→ **Task description**: Every entry that follows should be repeated exactly; drop the images.

→ **Information supplied**:

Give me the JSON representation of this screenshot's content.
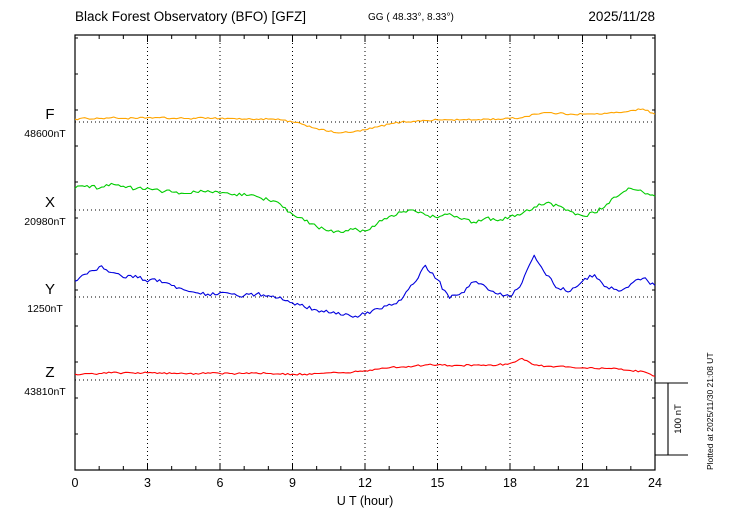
{
  "header": {
    "title": "Black Forest Observatory (BFO)  [GFZ]",
    "coords": "GG ( 48.33°,   8.33°)",
    "date": "2025/11/28"
  },
  "axes": {
    "xlabel": "U T (hour)"
  },
  "scale_bar": {
    "label": "100 nT",
    "span_nT": 100
  },
  "plotted_at": "Plotted at 2025/11/30 21:08 UT",
  "chart_data": {
    "type": "line",
    "title": "Black Forest Observatory (BFO) [GFZ] magnetogram, 2025/11/28",
    "xlabel": "U T (hour)",
    "x_range": [
      0,
      24
    ],
    "x_step_hours": 0.5,
    "x_ticks_labeled": [
      0,
      3,
      6,
      9,
      12,
      15,
      18,
      21,
      24
    ],
    "grid": {
      "vertical_dotted_every_hours": 3,
      "horizontal_dotted": "one dotted baseline per channel at its reference value"
    },
    "legend_position": "left-of-plot channel labels",
    "scale_nT_per_div": 100,
    "series": [
      {
        "name": "F",
        "color": "#ffa500",
        "baseline_nT": 48600,
        "baseline_label": "48600nT",
        "noise_nT": 1.2,
        "delta_nT": [
          4,
          5,
          5,
          6,
          5,
          5,
          6,
          6,
          5,
          5,
          5,
          6,
          5,
          5,
          4,
          4,
          4,
          3,
          0,
          -4,
          -9,
          -13,
          -15,
          -14,
          -11,
          -7,
          -3,
          0,
          1,
          2,
          3,
          3,
          3,
          3,
          4,
          4,
          5,
          6,
          11,
          13,
          12,
          11,
          11,
          11,
          12,
          13,
          16,
          18,
          11
        ]
      },
      {
        "name": "X",
        "color": "#00cc00",
        "baseline_nT": 20980,
        "baseline_label": "20980nT",
        "noise_nT": 2.6,
        "delta_nT": [
          30,
          34,
          30,
          37,
          33,
          29,
          31,
          27,
          25,
          23,
          25,
          27,
          23,
          21,
          23,
          19,
          14,
          8,
          -6,
          -15,
          -23,
          -29,
          -31,
          -27,
          -29,
          -19,
          -9,
          -3,
          0,
          -7,
          -11,
          -5,
          -13,
          -17,
          -11,
          -15,
          -9,
          -5,
          4,
          10,
          6,
          -2,
          -8,
          -4,
          8,
          20,
          30,
          25,
          19
        ]
      },
      {
        "name": "Y",
        "color": "#0000dd",
        "baseline_nT": 1250,
        "baseline_label": "1250nT",
        "noise_nT": 3.0,
        "delta_nT": [
          22,
          32,
          42,
          34,
          27,
          30,
          21,
          24,
          16,
          10,
          6,
          4,
          6,
          4,
          2,
          4,
          2,
          0,
          -8,
          -14,
          -18,
          -22,
          -25,
          -28,
          -24,
          -16,
          -10,
          -4,
          18,
          44,
          24,
          -2,
          6,
          21,
          14,
          4,
          0,
          20,
          58,
          30,
          12,
          8,
          22,
          31,
          14,
          8,
          18,
          26,
          16
        ]
      },
      {
        "name": "Z",
        "color": "#ff0000",
        "baseline_nT": 43810,
        "baseline_label": "43810nT",
        "noise_nT": 1.2,
        "delta_nT": [
          8,
          9,
          9,
          10,
          10,
          9,
          10,
          10,
          9,
          9,
          9,
          10,
          9,
          9,
          9,
          10,
          9,
          8,
          8,
          8,
          9,
          10,
          10,
          11,
          13,
          15,
          17,
          18,
          19,
          21,
          21,
          20,
          20,
          21,
          20,
          21,
          23,
          30,
          21,
          19,
          19,
          18,
          17,
          16,
          16,
          15,
          13,
          12,
          5
        ]
      }
    ]
  }
}
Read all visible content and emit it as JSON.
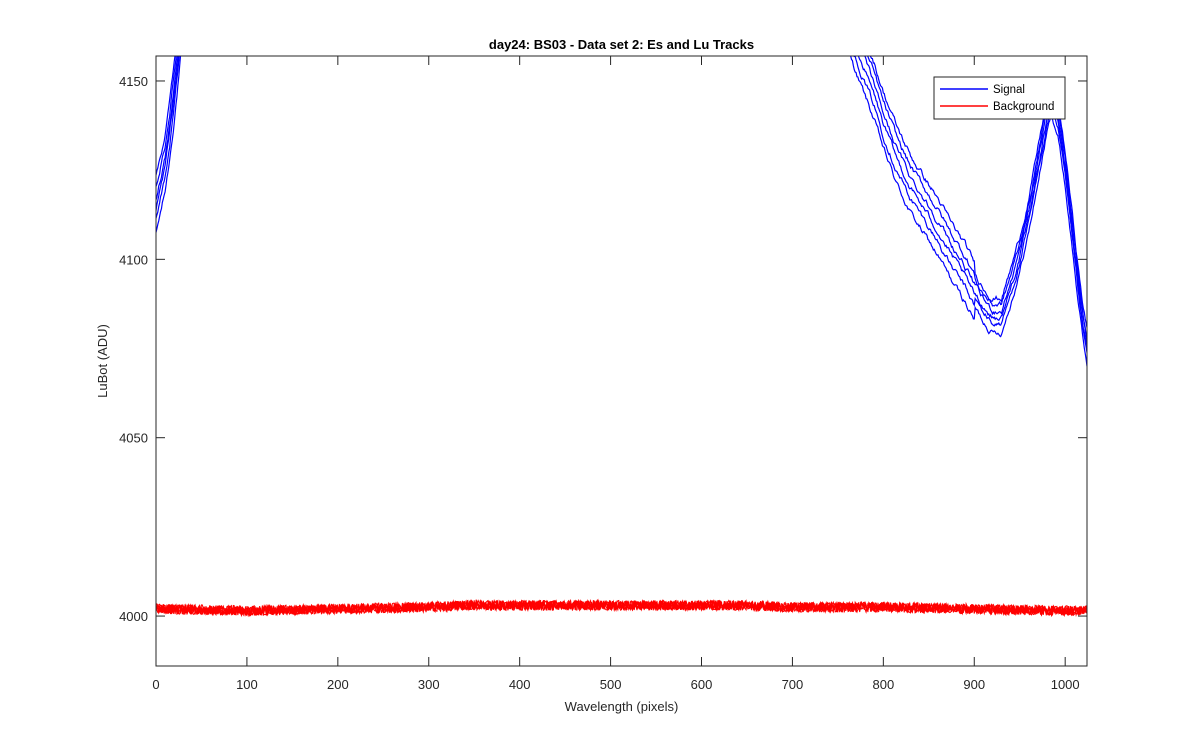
{
  "chart_data": {
    "type": "line",
    "title": "day24: BS03 - Data set 2: Es and Lu Tracks",
    "xlabel": "Wavelength (pixels)",
    "ylabel": "LuBot (ADU)",
    "xlim": [
      0,
      1024
    ],
    "ylim": [
      3986,
      4157
    ],
    "xticks": [
      0,
      100,
      200,
      300,
      400,
      500,
      600,
      700,
      800,
      900,
      1000
    ],
    "yticks": [
      4000,
      4050,
      4100,
      4150
    ],
    "grid": false,
    "legend_position": "top-right",
    "series": [
      {
        "name": "Signal",
        "color": "#0000ff",
        "tracks": 6,
        "x": [
          0,
          5,
          10,
          15,
          20,
          25,
          28,
          30,
          740,
          760,
          775,
          790,
          800,
          815,
          830,
          845,
          860,
          875,
          890,
          900,
          910,
          920,
          930,
          940,
          950,
          960,
          968,
          975,
          980,
          985,
          992,
          1000,
          1008,
          1015,
          1020,
          1024
        ],
        "values": [
          4116,
          4122,
          4128,
          4137,
          4148,
          4160,
          4168,
          4175,
          4178,
          4168,
          4158,
          4148,
          4140,
          4130,
          4122,
          4116,
          4110,
          4103,
          4097,
          4092,
          4088,
          4085,
          4085,
          4093,
          4102,
          4113,
          4124,
          4134,
          4141,
          4146,
          4140,
          4126,
          4108,
          4092,
          4082,
          4076
        ]
      },
      {
        "name": "Background",
        "color": "#ff0000",
        "tracks": 6,
        "x": [
          0,
          100,
          200,
          300,
          340,
          400,
          500,
          600,
          650,
          700,
          800,
          900,
          1000,
          1024
        ],
        "values": [
          4002,
          4001.5,
          4002,
          4002.5,
          4003,
          4003,
          4003,
          4003,
          4003,
          4002.5,
          4002.5,
          4002,
          4001.5,
          4001.5
        ],
        "noise_amplitude": 1.4
      }
    ]
  }
}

→ **Expected answer**:
Give me the JSON representation of this screenshot's content.
{
  "header": {
    "title": "Black Forest Observatory (BFO)  [GFZ]",
    "coords": "GG ( 48.33°,   8.33°)",
    "date": "2025/11/28"
  },
  "axes": {
    "xlabel": "U T (hour)"
  },
  "scale_bar": {
    "label": "100 nT",
    "span_nT": 100
  },
  "plotted_at": "Plotted at 2025/11/30 21:08 UT",
  "chart_data": {
    "type": "line",
    "title": "Black Forest Observatory (BFO) [GFZ] magnetogram, 2025/11/28",
    "xlabel": "U T (hour)",
    "x_range": [
      0,
      24
    ],
    "x_step_hours": 0.5,
    "x_ticks_labeled": [
      0,
      3,
      6,
      9,
      12,
      15,
      18,
      21,
      24
    ],
    "grid": {
      "vertical_dotted_every_hours": 3,
      "horizontal_dotted": "one dotted baseline per channel at its reference value"
    },
    "legend_position": "left-of-plot channel labels",
    "scale_nT_per_div": 100,
    "series": [
      {
        "name": "F",
        "color": "#ffa500",
        "baseline_nT": 48600,
        "baseline_label": "48600nT",
        "noise_nT": 1.2,
        "delta_nT": [
          4,
          5,
          5,
          6,
          5,
          5,
          6,
          6,
          5,
          5,
          5,
          6,
          5,
          5,
          4,
          4,
          4,
          3,
          0,
          -4,
          -9,
          -13,
          -15,
          -14,
          -11,
          -7,
          -3,
          0,
          1,
          2,
          3,
          3,
          3,
          3,
          4,
          4,
          5,
          6,
          11,
          13,
          12,
          11,
          11,
          11,
          12,
          13,
          16,
          18,
          11
        ]
      },
      {
        "name": "X",
        "color": "#00cc00",
        "baseline_nT": 20980,
        "baseline_label": "20980nT",
        "noise_nT": 2.6,
        "delta_nT": [
          30,
          34,
          30,
          37,
          33,
          29,
          31,
          27,
          25,
          23,
          25,
          27,
          23,
          21,
          23,
          19,
          14,
          8,
          -6,
          -15,
          -23,
          -29,
          -31,
          -27,
          -29,
          -19,
          -9,
          -3,
          0,
          -7,
          -11,
          -5,
          -13,
          -17,
          -11,
          -15,
          -9,
          -5,
          4,
          10,
          6,
          -2,
          -8,
          -4,
          8,
          20,
          30,
          25,
          19
        ]
      },
      {
        "name": "Y",
        "color": "#0000dd",
        "baseline_nT": 1250,
        "baseline_label": "1250nT",
        "noise_nT": 3.0,
        "delta_nT": [
          22,
          32,
          42,
          34,
          27,
          30,
          21,
          24,
          16,
          10,
          6,
          4,
          6,
          4,
          2,
          4,
          2,
          0,
          -8,
          -14,
          -18,
          -22,
          -25,
          -28,
          -24,
          -16,
          -10,
          -4,
          18,
          44,
          24,
          -2,
          6,
          21,
          14,
          4,
          0,
          20,
          58,
          30,
          12,
          8,
          22,
          31,
          14,
          8,
          18,
          26,
          16
        ]
      },
      {
        "name": "Z",
        "color": "#ff0000",
        "baseline_nT": 43810,
        "baseline_label": "43810nT",
        "noise_nT": 1.2,
        "delta_nT": [
          8,
          9,
          9,
          10,
          10,
          9,
          10,
          10,
          9,
          9,
          9,
          10,
          9,
          9,
          9,
          10,
          9,
          8,
          8,
          8,
          9,
          10,
          10,
          11,
          13,
          15,
          17,
          18,
          19,
          21,
          21,
          20,
          20,
          21,
          20,
          21,
          23,
          30,
          21,
          19,
          19,
          18,
          17,
          16,
          16,
          15,
          13,
          12,
          5
        ]
      }
    ]
  }
}
Read all visible content and emit it as JSON.
{
  "chart_data": {
    "type": "line",
    "title": "day24: BS03 - Data set 2: Es and Lu Tracks",
    "xlabel": "Wavelength (pixels)",
    "ylabel": "LuBot (ADU)",
    "xlim": [
      0,
      1024
    ],
    "ylim": [
      3986,
      4157
    ],
    "xticks": [
      0,
      100,
      200,
      300,
      400,
      500,
      600,
      700,
      800,
      900,
      1000
    ],
    "yticks": [
      4000,
      4050,
      4100,
      4150
    ],
    "grid": false,
    "legend_position": "top-right",
    "series": [
      {
        "name": "Signal",
        "color": "#0000ff",
        "tracks": 6,
        "x": [
          0,
          5,
          10,
          15,
          20,
          25,
          28,
          30,
          740,
          760,
          775,
          790,
          800,
          815,
          830,
          845,
          860,
          875,
          890,
          900,
          910,
          920,
          930,
          940,
          950,
          960,
          968,
          975,
          980,
          985,
          992,
          1000,
          1008,
          1015,
          1020,
          1024
        ],
        "values": [
          4116,
          4122,
          4128,
          4137,
          4148,
          4160,
          4168,
          4175,
          4178,
          4168,
          4158,
          4148,
          4140,
          4130,
          4122,
          4116,
          4110,
          4103,
          4097,
          4092,
          4088,
          4085,
          4085,
          4093,
          4102,
          4113,
          4124,
          4134,
          4141,
          4146,
          4140,
          4126,
          4108,
          4092,
          4082,
          4076
        ]
      },
      {
        "name": "Background",
        "color": "#ff0000",
        "tracks": 6,
        "x": [
          0,
          100,
          200,
          300,
          340,
          400,
          500,
          600,
          650,
          700,
          800,
          900,
          1000,
          1024
        ],
        "values": [
          4002,
          4001.5,
          4002,
          4002.5,
          4003,
          4003,
          4003,
          4003,
          4003,
          4002.5,
          4002.5,
          4002,
          4001.5,
          4001.5
        ],
        "noise_amplitude": 1.4
      }
    ]
  }
}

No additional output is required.